## BEGIN EXTRACT
ODEs, Vector Fields, and Flows
A first-order ODE is an equation and an initial condition that defines a trajectory in time. The general form of an ODE and its initial condition is
$$ \begin{align*} \frac{\text{d}}{\text{dt}} X_t &= u_t(X_t) \\ X_0 &= x_0 \end{align*} $$where $X: [0,1] \rightarrow \mathbb{R}^d, \space t \mapsto X_t$ gives us a trajectory through the vtime-varying vector field $u: \mathbb{R}^d \times [0,1] \rightarrow \mathbb{R}^d, (x,t) \mapsto u_t$ for the initial condition $X_0$. Essentially, in an ODE we have a trajectory that follows a vector field throughout time and starts at a specific point in space.
A flow generalizes a sinle trajectory to answer the question of how $u$ “moves” every point in space so that we know what paths all the trajectories trace out over time. A flow is a solution to an ODE of the form
$$\psi: \mathbb{R}^d \times [0,1] \mapsto \mathbb{R}^d, \quad (x_0, t) \mapsto \psi_t(x_0)$$$$ \begin{align} \frac{\text{d}}{\text{dt}}\psi_t(x_0) &= u_t(\psi_t(x_0)) \\ \psi_0(x_0) &= x_0. \end{align} $$So, a flow imposes the condition that the flow of a certain initial condition at $t=0$ is itself, and it time evolves according to $u$. Notice that there is no restriction for a specific initial condition, and that the starting point in the trajectory is actually an input to $\psi_t$, while it isn’t for $X_t$. In fact, we can recover a single trajectory with an initial condition $x_0$ with $X_t = \psi_t(X_0)$.
## END EXTRACT
## BEGIN GIVEN RECORDS
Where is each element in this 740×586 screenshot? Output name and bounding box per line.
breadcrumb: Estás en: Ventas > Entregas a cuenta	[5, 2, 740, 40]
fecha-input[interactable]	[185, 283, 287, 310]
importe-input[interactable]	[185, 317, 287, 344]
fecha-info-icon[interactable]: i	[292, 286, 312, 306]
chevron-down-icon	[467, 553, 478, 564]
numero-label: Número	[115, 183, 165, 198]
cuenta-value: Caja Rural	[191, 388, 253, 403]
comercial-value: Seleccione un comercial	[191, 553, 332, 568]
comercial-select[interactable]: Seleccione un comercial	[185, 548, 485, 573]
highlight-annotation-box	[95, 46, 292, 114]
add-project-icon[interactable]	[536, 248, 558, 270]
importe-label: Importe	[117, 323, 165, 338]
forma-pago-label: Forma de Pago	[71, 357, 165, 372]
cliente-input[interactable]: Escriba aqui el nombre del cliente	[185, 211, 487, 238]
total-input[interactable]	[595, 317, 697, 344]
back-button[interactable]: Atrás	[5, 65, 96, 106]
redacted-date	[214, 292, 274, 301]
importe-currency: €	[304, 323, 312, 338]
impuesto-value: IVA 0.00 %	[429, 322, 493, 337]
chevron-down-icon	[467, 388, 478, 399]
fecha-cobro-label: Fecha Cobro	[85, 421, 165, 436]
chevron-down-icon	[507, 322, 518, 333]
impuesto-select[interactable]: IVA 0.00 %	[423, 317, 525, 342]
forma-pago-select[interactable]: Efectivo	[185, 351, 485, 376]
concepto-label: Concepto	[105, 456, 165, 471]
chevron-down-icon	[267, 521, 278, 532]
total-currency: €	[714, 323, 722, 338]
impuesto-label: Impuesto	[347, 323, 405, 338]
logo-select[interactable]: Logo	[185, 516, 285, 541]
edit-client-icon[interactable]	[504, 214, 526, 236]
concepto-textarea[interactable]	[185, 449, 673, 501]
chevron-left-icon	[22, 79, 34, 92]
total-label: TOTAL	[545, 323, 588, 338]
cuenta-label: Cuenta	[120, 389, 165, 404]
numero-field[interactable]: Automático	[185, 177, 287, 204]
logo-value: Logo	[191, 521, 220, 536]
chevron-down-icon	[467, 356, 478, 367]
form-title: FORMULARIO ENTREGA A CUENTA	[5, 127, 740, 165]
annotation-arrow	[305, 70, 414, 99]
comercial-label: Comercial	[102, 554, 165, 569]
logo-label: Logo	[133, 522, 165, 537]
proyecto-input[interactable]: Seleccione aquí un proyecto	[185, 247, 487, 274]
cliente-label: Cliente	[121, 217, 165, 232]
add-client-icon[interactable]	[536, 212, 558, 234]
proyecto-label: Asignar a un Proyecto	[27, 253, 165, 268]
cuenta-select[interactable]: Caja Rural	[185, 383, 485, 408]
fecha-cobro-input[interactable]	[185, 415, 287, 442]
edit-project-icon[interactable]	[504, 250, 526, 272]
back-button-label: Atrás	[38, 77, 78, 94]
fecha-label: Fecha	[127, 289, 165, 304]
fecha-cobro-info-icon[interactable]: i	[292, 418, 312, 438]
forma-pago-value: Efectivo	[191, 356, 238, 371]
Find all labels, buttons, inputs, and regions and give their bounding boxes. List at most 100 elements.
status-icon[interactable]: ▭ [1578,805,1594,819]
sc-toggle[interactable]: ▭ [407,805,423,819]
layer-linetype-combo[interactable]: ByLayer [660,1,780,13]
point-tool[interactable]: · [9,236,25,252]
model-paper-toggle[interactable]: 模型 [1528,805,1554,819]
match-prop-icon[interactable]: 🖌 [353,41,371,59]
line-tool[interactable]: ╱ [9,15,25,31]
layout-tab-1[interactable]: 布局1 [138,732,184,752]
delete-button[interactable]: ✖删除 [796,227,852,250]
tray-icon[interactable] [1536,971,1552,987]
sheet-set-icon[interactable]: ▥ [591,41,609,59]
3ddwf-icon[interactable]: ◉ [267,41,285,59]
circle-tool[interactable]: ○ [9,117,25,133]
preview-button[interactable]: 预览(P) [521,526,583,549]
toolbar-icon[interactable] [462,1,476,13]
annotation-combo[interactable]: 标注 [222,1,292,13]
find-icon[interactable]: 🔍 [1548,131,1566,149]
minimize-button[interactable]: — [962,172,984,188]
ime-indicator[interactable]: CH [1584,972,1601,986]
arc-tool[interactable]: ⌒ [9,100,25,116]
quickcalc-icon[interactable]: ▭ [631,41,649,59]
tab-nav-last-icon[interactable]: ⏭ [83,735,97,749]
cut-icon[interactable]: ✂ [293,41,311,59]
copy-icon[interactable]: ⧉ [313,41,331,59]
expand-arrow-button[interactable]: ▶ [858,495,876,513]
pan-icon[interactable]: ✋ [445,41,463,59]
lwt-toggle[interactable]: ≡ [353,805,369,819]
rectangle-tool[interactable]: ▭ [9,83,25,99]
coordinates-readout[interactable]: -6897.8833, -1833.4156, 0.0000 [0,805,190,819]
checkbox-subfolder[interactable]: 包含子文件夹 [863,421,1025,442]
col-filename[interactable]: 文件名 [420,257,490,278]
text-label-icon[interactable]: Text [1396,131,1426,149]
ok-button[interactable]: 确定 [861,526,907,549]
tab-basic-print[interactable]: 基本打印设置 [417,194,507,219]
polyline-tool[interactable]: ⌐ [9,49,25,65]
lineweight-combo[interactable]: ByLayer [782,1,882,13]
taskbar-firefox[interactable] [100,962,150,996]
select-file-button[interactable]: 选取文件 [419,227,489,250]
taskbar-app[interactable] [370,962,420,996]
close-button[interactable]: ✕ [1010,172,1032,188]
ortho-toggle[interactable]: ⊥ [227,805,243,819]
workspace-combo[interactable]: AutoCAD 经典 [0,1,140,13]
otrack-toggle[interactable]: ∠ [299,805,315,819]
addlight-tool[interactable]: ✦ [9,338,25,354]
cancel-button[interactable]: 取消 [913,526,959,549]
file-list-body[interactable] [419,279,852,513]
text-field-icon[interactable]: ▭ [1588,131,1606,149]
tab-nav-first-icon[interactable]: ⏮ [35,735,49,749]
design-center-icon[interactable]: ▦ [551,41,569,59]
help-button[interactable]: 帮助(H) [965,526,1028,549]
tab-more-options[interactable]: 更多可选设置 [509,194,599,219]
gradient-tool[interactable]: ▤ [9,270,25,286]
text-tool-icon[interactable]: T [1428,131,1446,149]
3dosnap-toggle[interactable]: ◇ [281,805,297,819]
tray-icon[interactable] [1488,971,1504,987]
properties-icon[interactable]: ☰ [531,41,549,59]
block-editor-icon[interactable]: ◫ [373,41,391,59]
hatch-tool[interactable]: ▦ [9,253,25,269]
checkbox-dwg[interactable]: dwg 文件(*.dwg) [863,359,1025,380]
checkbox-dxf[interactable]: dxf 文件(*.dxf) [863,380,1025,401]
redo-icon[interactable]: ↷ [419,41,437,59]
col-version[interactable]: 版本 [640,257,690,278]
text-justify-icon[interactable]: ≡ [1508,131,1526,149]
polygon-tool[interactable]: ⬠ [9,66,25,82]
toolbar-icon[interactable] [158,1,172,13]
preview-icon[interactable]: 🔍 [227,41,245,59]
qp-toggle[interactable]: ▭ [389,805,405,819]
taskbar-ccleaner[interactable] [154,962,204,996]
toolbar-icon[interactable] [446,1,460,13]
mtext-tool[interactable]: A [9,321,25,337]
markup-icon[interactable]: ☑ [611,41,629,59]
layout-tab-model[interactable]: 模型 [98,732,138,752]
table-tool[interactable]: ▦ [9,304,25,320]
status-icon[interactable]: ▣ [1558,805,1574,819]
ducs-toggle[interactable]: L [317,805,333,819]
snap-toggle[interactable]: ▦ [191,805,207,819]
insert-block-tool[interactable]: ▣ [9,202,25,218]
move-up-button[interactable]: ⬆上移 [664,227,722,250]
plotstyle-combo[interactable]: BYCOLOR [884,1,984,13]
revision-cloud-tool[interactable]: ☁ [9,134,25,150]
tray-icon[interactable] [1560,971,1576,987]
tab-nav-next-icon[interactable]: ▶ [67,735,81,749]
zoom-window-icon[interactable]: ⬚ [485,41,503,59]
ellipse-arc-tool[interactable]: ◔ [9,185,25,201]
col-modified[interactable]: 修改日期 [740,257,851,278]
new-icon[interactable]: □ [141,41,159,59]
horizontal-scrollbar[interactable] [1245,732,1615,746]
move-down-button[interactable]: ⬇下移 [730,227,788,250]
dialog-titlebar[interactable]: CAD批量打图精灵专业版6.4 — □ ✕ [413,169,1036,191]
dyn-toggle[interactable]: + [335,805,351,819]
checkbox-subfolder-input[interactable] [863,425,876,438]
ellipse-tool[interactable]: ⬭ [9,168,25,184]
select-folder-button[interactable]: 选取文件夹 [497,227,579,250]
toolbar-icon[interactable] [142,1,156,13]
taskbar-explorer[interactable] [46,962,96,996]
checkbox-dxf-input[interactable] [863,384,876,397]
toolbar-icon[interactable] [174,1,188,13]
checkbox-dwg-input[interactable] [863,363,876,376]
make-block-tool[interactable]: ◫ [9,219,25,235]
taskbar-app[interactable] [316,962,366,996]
## END GIVEN RECORDS
◆ **LIST OF TASKS**
A - According to the passage on ODEs, vector fields, and flows, what does a flow generalize?
B - Carry the passage on ODEs, vector fields, and flows forward from its final sentence.
The records come from a separate source.

◆ **ANSWERS IN ORDER**
A - A single trajectory.

B -
Example of a flow. Each point in the grid is time evolved according to $u$ (which is given by the blue arrows) and tracing out the path of a single point will give you the trajectory over time.
So, a trajectory is a specific case of a flow, and vector fields define ODEs whose solutions are flows.
Theorem 3 (Flow existence and uniqueness)
If $u: \mathbb{R}^d \times [0,1] \rightarrow \mathbb{R}^d$ is continuously diffferentiable with a bounded derivaive, then the flow ODE has a unique solution given by $\psi_t$ and $\psi_t$ is continuously differentiable with a continuously differentiable inverse $\psi_t^{-1}$.
Simulating ODEs and Flows
The basic Euler method for simulating an ODE is given by
$$ X_{t+h} = X_t + h u_t(X_t) $$With generative models the goal is to convert a simple distribution $p_{init}$ to a more complex distribution $p_{data}$. TO simulate this with an ODE, we use
$$ \begin{align*} X_0 &\sim p_{init} \\ \frac{\text{d}}{\text{dt}} X_t &= u_t^\theta(X_t) \\ \end{align*} $$where $u_t^\theta$ is a neural network with parameters $\theta$.
Ideally, we will have $X_1 \sim p_{data}$ for any $X_0 \sim p_{init}$. In other words, our goal is to have
$$\psi_1^\theta(X_0) \sim p_{data}$$where $\psi_t^\theta$ is the flow induced by $u_t^\theta$.
SDEs
A stochastic differential euqation (SDE) extends the ODE to include a stochastic term. It is common to construct SDEs via a Brownian motion.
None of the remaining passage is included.